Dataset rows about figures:
══════════

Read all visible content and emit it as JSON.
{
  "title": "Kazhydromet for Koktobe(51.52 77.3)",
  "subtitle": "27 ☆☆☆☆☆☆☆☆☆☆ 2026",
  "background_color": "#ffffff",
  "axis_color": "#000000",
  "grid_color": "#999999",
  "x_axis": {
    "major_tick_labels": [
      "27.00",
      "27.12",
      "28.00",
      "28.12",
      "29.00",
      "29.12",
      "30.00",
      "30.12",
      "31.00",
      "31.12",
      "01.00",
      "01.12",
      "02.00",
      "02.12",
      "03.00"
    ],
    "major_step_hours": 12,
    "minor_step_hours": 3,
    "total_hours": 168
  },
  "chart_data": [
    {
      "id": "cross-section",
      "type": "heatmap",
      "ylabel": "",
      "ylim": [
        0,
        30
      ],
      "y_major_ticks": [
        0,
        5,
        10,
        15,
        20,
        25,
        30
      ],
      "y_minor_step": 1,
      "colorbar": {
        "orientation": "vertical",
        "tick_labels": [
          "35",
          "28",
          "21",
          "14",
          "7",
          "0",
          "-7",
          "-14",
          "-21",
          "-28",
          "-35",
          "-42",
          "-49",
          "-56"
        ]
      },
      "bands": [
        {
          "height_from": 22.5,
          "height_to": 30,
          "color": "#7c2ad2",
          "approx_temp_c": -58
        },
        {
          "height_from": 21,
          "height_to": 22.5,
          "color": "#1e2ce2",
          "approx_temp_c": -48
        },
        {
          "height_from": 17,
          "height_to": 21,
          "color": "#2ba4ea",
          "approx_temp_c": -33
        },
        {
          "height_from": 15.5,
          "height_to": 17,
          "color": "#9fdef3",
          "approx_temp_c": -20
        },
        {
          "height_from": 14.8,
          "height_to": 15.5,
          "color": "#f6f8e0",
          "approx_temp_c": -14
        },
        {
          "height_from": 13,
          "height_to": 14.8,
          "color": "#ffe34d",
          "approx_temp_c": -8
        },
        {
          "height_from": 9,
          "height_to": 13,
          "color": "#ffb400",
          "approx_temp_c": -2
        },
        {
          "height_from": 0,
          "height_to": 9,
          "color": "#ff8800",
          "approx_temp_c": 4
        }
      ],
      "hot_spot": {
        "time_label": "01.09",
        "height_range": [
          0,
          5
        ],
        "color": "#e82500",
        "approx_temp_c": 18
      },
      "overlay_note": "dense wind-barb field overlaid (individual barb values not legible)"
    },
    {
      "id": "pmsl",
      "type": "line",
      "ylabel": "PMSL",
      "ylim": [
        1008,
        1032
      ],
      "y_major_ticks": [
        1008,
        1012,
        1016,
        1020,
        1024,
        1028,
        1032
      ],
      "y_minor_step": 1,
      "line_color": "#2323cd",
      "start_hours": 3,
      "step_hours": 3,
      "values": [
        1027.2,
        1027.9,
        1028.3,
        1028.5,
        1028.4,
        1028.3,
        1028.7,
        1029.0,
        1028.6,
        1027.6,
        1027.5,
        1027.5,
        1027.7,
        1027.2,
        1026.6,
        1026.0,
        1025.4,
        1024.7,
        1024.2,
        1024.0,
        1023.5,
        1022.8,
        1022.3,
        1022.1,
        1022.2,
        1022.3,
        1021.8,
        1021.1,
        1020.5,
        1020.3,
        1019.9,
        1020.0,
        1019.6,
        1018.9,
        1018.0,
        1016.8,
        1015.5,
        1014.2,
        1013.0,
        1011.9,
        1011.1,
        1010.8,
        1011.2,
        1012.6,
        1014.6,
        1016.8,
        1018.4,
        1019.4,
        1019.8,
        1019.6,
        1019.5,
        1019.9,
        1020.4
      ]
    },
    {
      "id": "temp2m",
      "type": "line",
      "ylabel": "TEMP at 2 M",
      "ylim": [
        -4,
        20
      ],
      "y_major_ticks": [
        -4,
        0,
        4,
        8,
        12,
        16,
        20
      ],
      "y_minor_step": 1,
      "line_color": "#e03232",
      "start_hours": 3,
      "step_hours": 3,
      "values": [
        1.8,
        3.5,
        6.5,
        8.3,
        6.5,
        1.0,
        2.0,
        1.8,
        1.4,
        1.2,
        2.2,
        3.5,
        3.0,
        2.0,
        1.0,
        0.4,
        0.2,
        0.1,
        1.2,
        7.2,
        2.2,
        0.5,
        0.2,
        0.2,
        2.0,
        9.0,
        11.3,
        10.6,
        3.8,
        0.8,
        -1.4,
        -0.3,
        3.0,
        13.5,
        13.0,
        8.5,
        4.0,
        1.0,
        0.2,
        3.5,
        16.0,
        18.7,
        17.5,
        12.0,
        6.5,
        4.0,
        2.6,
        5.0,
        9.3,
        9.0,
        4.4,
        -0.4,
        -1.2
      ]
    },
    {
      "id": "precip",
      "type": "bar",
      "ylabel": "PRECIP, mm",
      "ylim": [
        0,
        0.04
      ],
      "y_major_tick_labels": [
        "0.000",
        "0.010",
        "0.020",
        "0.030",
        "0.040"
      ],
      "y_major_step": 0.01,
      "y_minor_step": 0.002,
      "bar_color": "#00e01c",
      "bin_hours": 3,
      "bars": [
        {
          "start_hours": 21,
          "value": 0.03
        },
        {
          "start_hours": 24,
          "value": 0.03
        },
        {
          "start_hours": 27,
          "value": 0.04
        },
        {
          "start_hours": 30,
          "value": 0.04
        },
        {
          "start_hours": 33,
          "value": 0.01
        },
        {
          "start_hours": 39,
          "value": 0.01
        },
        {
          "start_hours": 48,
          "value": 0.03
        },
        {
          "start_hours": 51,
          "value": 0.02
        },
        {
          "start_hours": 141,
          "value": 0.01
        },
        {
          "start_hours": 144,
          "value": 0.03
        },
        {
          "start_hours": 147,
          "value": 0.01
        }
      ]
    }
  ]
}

══════════

Task requirements:
Tally up how many lines in the preceding listing contain the word "ylabel". Give nothing but the number.

Result:
4